━━━ Provided material
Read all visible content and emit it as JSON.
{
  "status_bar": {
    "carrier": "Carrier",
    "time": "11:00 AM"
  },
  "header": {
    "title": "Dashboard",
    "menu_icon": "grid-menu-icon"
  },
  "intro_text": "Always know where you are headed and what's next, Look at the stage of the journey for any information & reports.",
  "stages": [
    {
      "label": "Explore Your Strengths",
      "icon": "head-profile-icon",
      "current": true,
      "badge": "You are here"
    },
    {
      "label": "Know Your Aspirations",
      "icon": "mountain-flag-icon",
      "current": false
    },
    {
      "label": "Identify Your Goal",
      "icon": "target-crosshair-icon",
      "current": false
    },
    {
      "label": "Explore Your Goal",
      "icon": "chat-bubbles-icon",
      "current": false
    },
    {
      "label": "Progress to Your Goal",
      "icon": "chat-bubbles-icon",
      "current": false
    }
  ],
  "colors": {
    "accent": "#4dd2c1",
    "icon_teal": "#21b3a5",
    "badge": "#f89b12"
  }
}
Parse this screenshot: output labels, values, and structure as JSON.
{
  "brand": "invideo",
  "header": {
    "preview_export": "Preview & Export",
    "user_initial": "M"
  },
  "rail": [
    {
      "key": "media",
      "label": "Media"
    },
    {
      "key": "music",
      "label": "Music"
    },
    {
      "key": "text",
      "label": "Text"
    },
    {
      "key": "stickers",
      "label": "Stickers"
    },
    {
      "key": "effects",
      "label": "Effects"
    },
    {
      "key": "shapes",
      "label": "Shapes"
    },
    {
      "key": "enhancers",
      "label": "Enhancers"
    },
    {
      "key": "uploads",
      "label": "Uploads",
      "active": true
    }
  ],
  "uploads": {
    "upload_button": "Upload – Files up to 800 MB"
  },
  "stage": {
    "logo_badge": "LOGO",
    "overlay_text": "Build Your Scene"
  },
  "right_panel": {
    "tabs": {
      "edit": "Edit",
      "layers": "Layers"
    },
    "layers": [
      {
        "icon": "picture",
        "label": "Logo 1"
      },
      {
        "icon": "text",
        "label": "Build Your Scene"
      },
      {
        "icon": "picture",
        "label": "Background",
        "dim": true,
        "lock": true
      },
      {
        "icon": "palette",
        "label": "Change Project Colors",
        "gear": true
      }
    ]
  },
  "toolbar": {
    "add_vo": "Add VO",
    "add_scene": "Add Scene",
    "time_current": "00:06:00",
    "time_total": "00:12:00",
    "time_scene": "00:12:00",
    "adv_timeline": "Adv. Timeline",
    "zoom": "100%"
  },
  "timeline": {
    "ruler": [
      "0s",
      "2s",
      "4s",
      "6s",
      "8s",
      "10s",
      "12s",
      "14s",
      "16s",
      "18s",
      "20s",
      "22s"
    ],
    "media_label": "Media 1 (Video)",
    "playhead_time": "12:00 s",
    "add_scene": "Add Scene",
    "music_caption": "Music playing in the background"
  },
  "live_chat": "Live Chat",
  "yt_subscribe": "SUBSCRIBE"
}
━━━━━━
Copy all the lines, exactly.

Read all visible content and emit it as JSON.
{
  "status_bar": {
    "carrier": "Carrier",
    "time": "11:00 AM"
  },
  "header": {
    "title": "Dashboard",
    "menu_icon": "grid-menu-icon"
  },
  "intro_text": "Always know where you are headed and what's next, Look at the stage of the journey for any information & reports.",
  "stages": [
    {
      "label": "Explore Your Strengths",
      "icon": "head-profile-icon",
      "current": true,
      "badge": "You are here"
    },
    {
      "label": "Know Your Aspirations",
      "icon": "mountain-flag-icon",
      "current": false
    },
    {
      "label": "Identify Your Goal",
      "icon": "target-crosshair-icon",
      "current": false
    },
    {
      "label": "Explore Your Goal",
      "icon": "chat-bubbles-icon",
      "current": false
    },
    {
      "label": "Progress to Your Goal",
      "icon": "chat-bubbles-icon",
      "current": false
    }
  ],
  "colors": {
    "accent": "#4dd2c1",
    "icon_teal": "#21b3a5",
    "badge": "#f89b12"
  }
}
Parse this screenshot: output labels, values, and structure as JSON.
{
  "brand": "invideo",
  "header": {
    "preview_export": "Preview & Export",
    "user_initial": "M"
  },
  "rail": [
    {
      "key": "media",
      "label": "Media"
    },
    {
      "key": "music",
      "label": "Music"
    },
    {
      "key": "text",
      "label": "Text"
    },
    {
      "key": "stickers",
      "label": "Stickers"
    },
    {
      "key": "effects",
      "label": "Effects"
    },
    {
      "key": "shapes",
      "label": "Shapes"
    },
    {
      "key": "enhancers",
      "label": "Enhancers"
    },
    {
      "key": "uploads",
      "label": "Uploads",
      "active": true
    }
  ],
  "uploads": {
    "upload_button": "Upload – Files up to 800 MB"
  },
  "stage": {
    "logo_badge": "LOGO",
    "overlay_text": "Build Your Scene"
  },
  "right_panel": {
    "tabs": {
      "edit": "Edit",
      "layers": "Layers"
    },
    "layers": [
      {
        "icon": "picture",
        "label": "Logo 1"
      },
      {
        "icon": "text",
        "label": "Build Your Scene"
      },
      {
        "icon": "picture",
        "label": "Background",
        "dim": true,
        "lock": true
      },
      {
        "icon": "palette",
        "label": "Change Project Colors",
        "gear": true
      }
    ]
  },
  "toolbar": {
    "add_vo": "Add VO",
    "add_scene": "Add Scene",
    "time_current": "00:06:00",
    "time_total": "00:12:00",
    "time_scene": "00:12:00",
    "adv_timeline": "Adv. Timeline",
    "zoom": "100%"
  },
  "timeline": {
    "ruler": [
      "0s",
      "2s",
      "4s",
      "6s",
      "8s",
      "10s",
      "12s",
      "14s",
      "16s",
      "18s",
      "20s",
      "22s"
    ],
    "media_label": "Media 1 (Video)",
    "playhead_time": "12:00 s",
    "add_scene": "Add Scene",
    "music_caption": "Music playing in the background"
  },
  "live_chat": "Live Chat",
  "yt_subscribe": "SUBSCRIBE"
}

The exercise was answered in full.